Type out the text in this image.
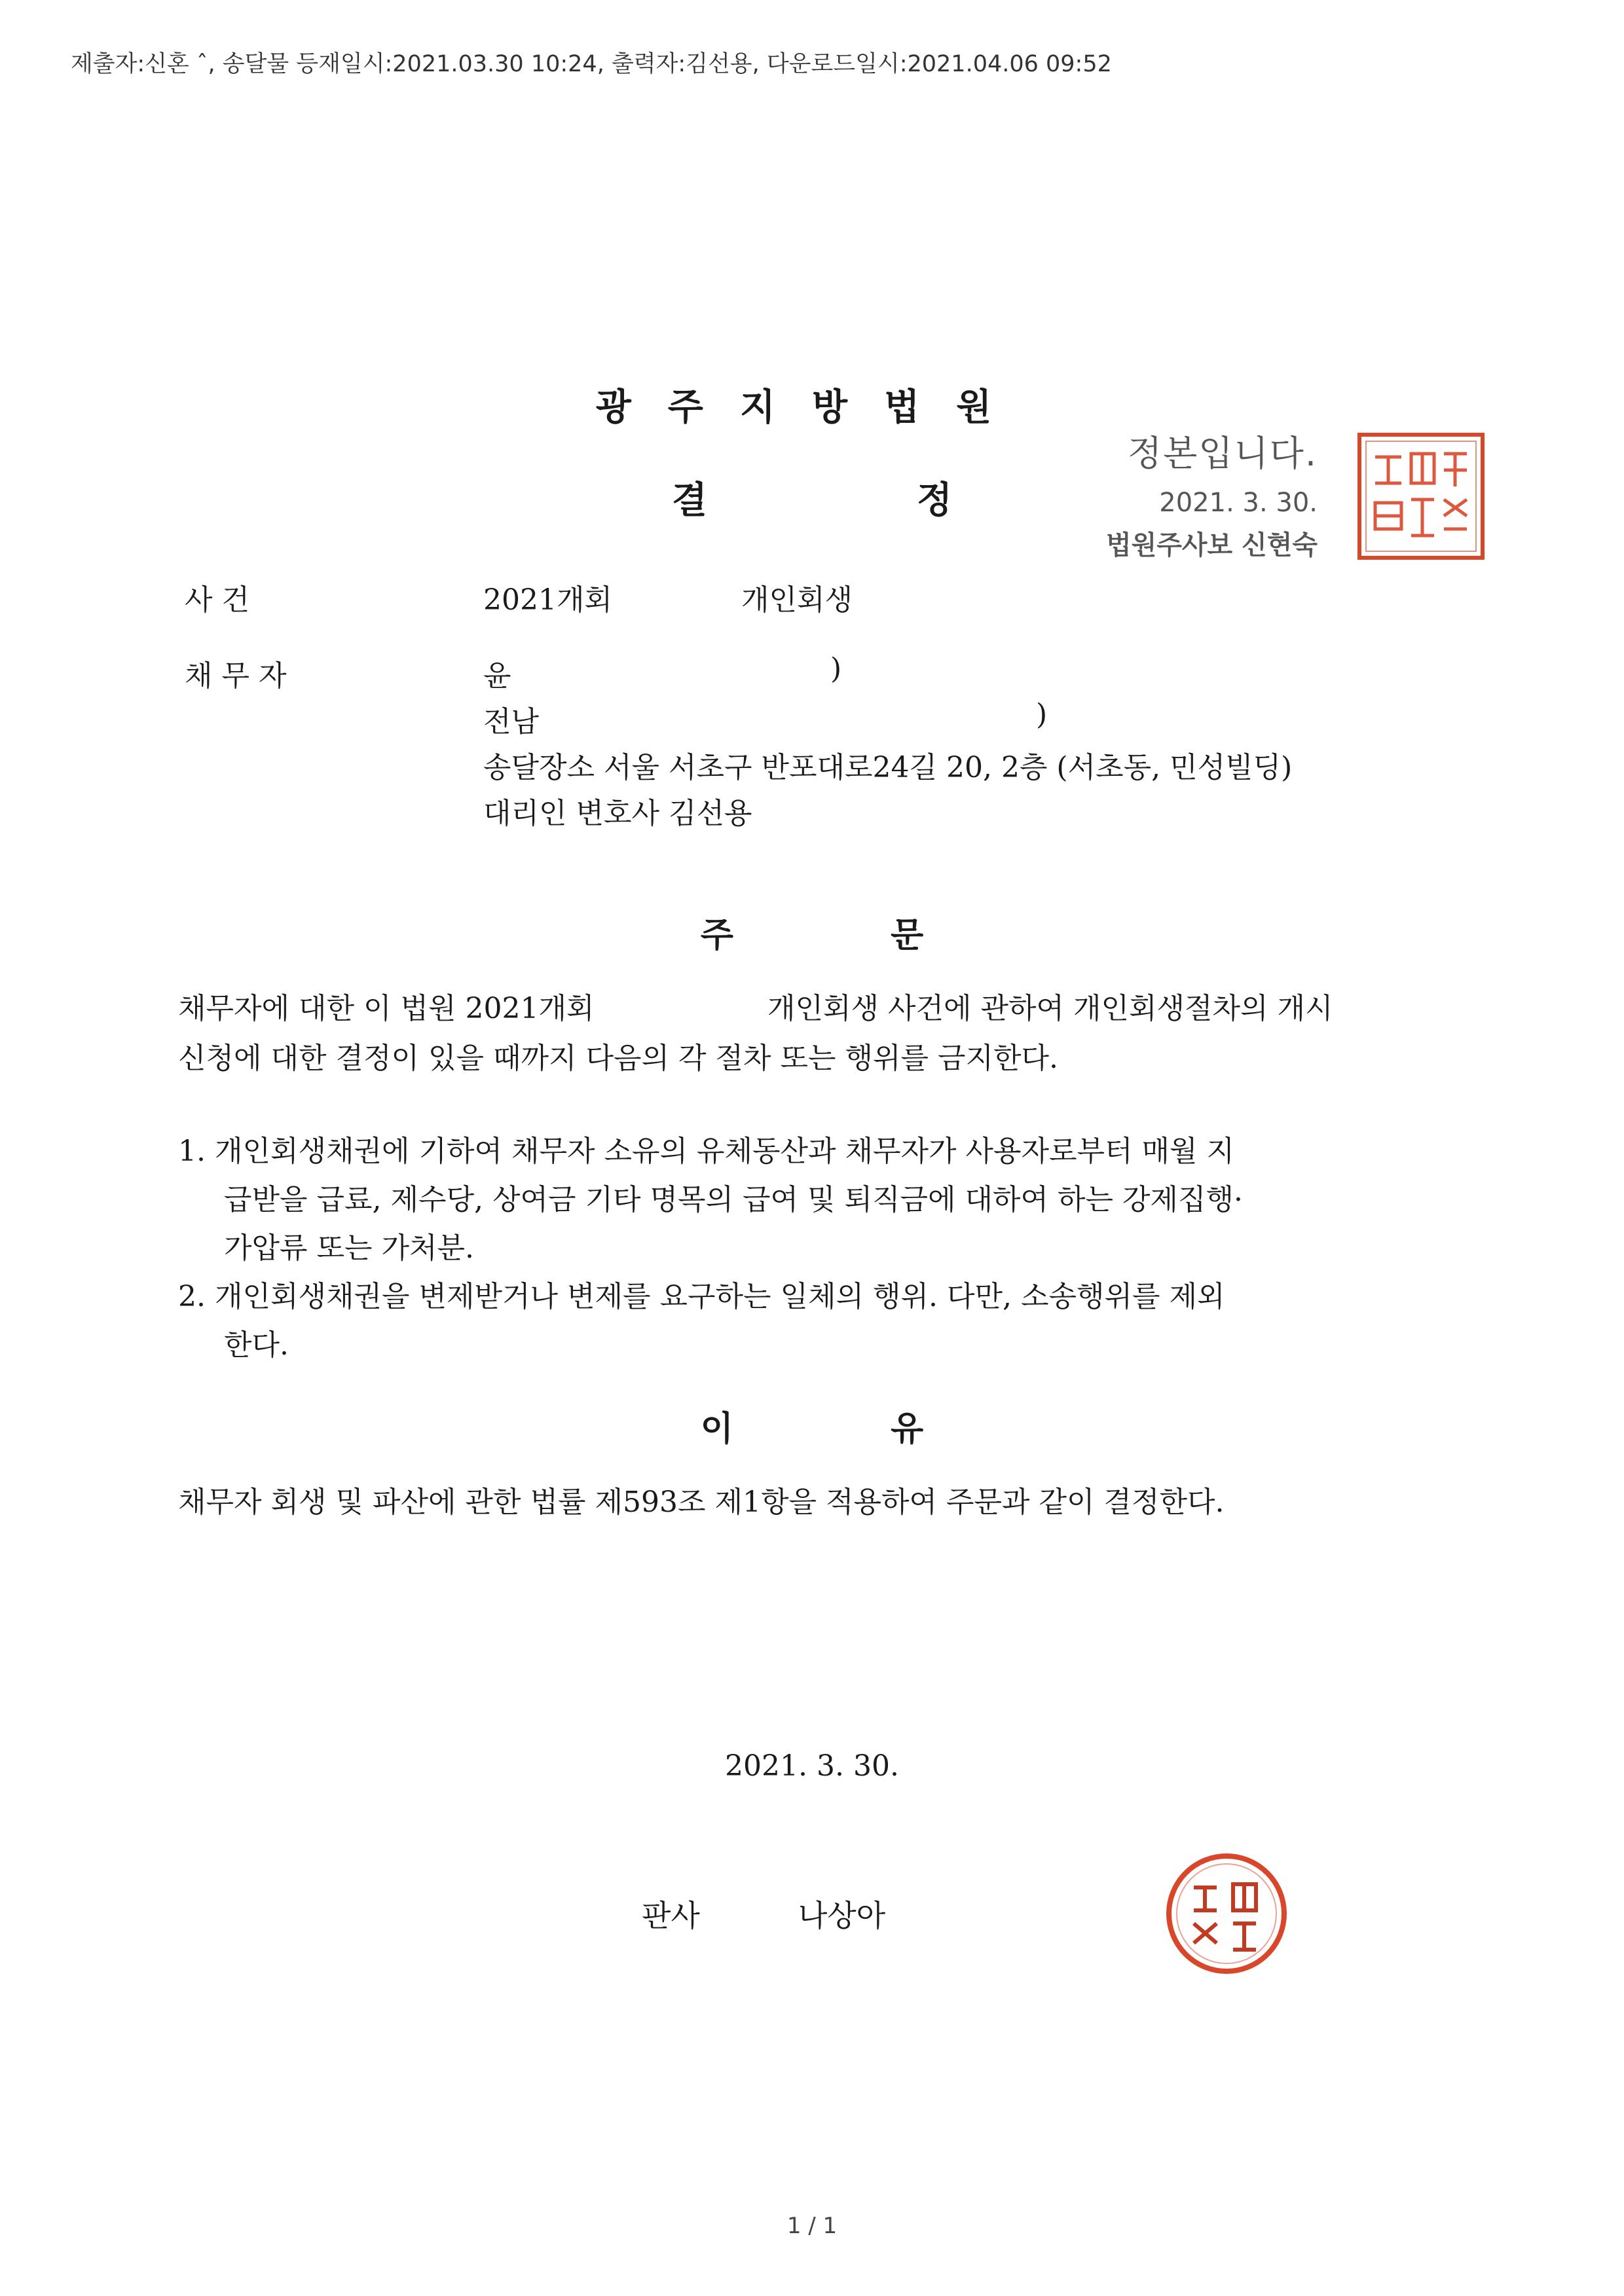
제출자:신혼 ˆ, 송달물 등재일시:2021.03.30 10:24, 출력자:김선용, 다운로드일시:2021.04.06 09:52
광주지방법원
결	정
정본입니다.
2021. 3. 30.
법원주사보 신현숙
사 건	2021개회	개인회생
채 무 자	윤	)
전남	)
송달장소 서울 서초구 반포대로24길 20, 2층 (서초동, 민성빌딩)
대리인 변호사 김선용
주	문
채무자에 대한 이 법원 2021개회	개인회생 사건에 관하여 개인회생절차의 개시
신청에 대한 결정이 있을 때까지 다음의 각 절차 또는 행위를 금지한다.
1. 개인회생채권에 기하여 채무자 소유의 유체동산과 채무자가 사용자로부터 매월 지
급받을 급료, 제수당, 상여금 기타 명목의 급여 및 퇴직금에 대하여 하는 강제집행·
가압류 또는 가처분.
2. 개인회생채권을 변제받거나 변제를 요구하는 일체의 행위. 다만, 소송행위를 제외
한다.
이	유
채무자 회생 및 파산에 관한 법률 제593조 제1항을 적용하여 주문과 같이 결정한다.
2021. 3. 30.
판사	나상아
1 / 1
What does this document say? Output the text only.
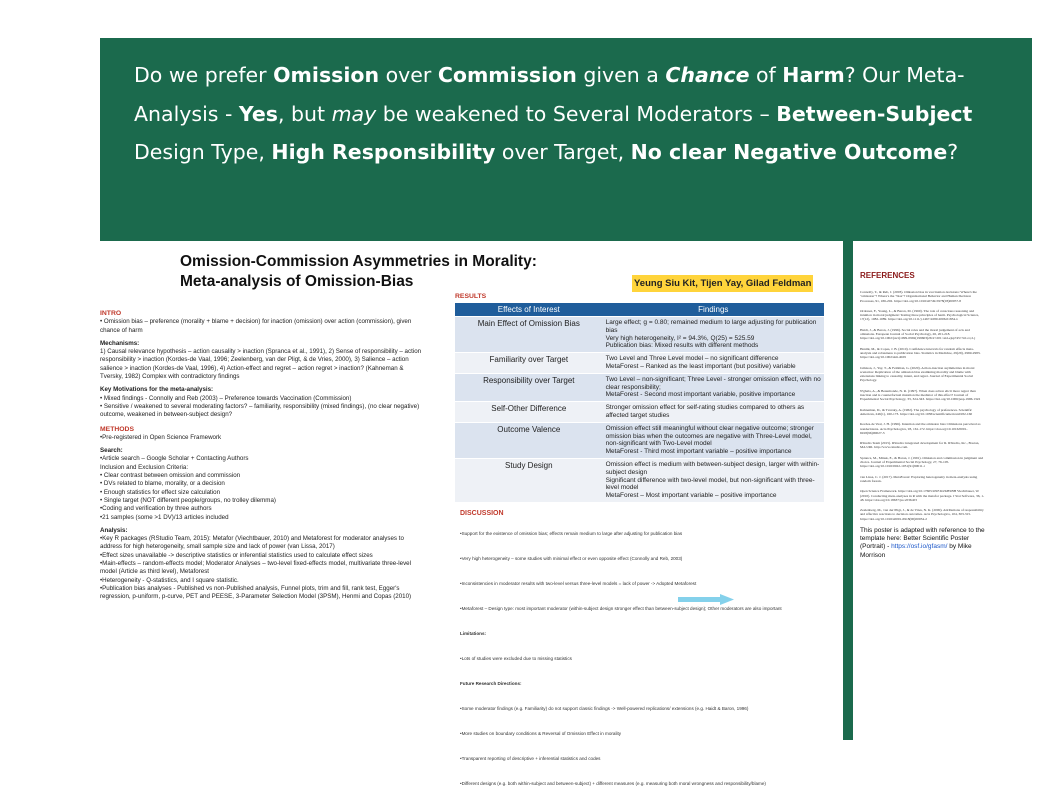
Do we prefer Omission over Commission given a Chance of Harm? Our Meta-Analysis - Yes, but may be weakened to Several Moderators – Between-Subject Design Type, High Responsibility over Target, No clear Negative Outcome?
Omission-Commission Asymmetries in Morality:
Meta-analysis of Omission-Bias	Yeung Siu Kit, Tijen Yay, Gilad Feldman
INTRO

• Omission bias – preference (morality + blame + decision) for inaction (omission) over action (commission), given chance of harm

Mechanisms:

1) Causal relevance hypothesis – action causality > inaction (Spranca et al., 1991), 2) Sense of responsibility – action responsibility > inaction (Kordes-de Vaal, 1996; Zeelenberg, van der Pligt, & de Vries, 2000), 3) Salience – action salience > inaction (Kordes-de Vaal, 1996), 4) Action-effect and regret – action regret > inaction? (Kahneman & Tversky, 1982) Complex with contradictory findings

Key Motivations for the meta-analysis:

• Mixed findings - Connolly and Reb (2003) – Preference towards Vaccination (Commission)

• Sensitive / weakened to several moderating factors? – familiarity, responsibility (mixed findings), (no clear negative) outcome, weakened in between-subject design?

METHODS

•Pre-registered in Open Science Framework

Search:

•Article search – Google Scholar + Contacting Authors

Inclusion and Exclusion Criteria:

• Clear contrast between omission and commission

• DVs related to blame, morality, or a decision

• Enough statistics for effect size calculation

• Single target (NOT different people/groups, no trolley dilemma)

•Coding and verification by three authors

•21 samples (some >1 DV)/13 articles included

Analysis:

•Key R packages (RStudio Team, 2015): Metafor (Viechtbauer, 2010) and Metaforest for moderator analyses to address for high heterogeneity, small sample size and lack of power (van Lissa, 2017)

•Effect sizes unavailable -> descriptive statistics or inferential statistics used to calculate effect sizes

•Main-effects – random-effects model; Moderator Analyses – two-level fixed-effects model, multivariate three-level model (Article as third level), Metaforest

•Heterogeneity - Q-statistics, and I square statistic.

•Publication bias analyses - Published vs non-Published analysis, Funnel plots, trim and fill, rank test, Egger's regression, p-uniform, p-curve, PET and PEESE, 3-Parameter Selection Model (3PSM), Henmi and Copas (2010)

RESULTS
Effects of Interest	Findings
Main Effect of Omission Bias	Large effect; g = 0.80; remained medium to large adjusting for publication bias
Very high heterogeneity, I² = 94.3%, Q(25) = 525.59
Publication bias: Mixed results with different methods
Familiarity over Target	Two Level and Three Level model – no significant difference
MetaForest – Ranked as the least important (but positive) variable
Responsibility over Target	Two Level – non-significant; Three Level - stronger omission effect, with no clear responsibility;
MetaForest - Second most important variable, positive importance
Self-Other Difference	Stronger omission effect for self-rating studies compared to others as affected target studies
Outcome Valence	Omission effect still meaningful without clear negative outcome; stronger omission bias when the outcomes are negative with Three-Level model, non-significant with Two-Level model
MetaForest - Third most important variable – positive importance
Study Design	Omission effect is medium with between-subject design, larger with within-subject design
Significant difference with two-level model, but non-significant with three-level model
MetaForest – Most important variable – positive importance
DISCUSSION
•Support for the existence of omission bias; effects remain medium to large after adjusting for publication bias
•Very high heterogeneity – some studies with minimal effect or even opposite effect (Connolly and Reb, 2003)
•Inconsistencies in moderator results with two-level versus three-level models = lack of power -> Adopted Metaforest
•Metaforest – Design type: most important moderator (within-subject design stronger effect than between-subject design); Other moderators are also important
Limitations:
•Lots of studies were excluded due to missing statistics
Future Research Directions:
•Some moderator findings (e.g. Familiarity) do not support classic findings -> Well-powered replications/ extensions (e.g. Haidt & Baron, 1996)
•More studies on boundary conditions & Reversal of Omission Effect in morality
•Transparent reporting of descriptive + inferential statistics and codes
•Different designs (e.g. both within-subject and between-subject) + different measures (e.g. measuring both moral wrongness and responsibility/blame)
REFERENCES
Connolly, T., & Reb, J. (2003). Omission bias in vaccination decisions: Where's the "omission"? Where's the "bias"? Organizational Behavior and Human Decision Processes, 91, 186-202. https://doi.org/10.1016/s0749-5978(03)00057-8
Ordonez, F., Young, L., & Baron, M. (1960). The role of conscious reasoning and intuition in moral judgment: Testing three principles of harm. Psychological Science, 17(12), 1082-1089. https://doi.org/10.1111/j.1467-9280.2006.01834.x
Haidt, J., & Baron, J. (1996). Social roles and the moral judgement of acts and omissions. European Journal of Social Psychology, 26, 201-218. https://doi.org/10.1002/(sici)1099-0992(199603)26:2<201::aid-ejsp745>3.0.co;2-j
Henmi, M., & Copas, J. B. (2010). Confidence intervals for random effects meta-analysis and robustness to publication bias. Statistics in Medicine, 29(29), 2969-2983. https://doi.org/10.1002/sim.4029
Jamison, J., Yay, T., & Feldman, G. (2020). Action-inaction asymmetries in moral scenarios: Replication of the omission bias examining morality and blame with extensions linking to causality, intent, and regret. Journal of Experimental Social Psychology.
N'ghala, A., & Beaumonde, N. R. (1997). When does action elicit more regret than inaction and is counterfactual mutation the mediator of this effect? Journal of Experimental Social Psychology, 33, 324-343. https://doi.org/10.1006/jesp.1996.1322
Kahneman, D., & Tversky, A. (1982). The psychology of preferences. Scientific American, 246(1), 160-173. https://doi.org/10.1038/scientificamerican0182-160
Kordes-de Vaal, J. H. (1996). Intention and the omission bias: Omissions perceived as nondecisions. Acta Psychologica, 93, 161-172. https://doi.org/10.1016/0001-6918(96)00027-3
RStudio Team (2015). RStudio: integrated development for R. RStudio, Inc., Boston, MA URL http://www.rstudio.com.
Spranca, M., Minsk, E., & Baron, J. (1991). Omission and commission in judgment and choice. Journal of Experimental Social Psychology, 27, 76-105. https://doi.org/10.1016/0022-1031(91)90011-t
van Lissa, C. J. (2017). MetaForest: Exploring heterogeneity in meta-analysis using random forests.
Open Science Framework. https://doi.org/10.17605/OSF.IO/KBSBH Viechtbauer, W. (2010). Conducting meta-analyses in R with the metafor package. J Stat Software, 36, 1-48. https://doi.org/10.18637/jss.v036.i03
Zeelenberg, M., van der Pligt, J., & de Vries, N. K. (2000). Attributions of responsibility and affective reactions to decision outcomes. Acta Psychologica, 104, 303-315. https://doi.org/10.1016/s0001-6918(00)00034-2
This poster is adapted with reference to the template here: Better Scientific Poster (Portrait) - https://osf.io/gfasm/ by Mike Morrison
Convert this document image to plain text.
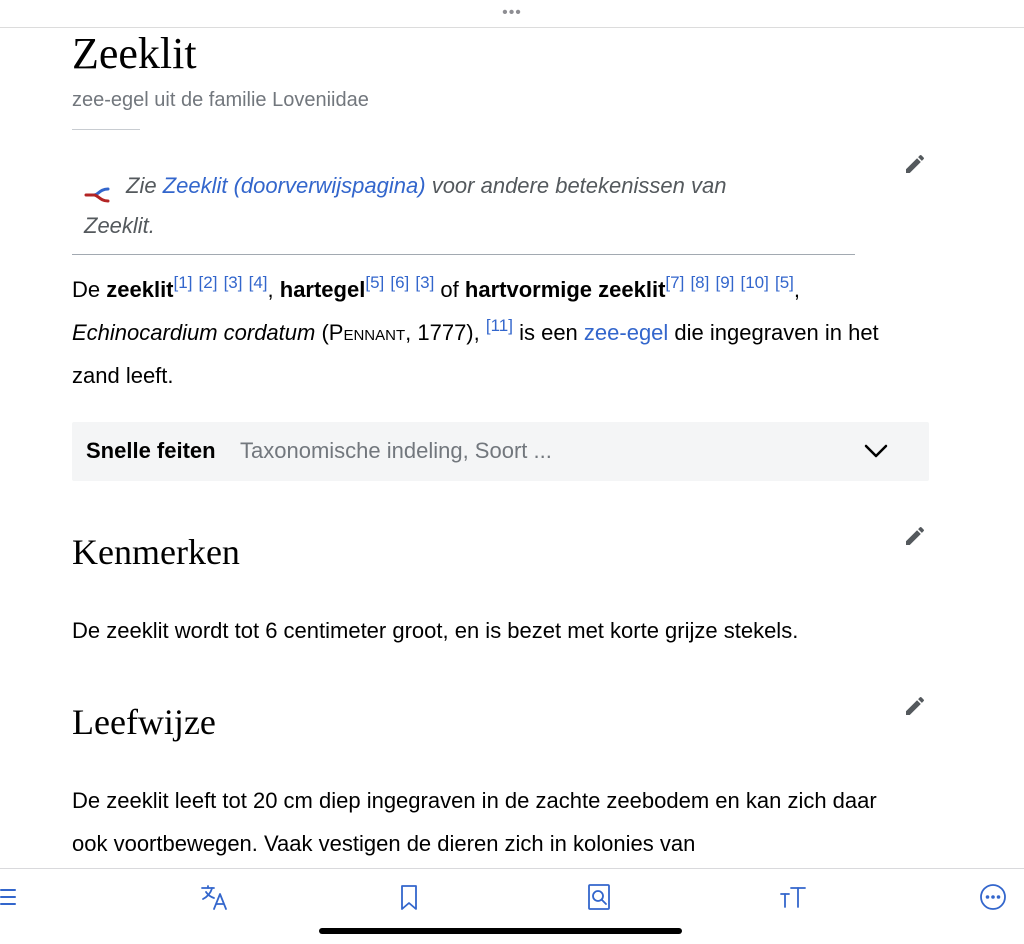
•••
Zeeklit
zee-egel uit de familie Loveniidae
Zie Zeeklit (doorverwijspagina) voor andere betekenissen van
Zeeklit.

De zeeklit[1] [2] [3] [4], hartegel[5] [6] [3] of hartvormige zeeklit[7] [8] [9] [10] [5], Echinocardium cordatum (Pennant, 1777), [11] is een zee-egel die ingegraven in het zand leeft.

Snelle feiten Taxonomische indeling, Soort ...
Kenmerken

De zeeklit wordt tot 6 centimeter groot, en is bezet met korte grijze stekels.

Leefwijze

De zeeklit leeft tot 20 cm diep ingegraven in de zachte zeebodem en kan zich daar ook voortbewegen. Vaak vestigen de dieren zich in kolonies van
* * * *
Scan the material above for the string "Lissa" and return the lines that hold it.

•Key R packages (RStudio Team, 2015): Metafor (Viechtbauer, 2010) and Metaforest for moderator analyses to address for high heterogeneity, small sample size and lack of power (van Lissa, 2017)
van Lissa, C. J. (2017). MetaForest: Exploring heterogeneity in meta-analysis using random forests.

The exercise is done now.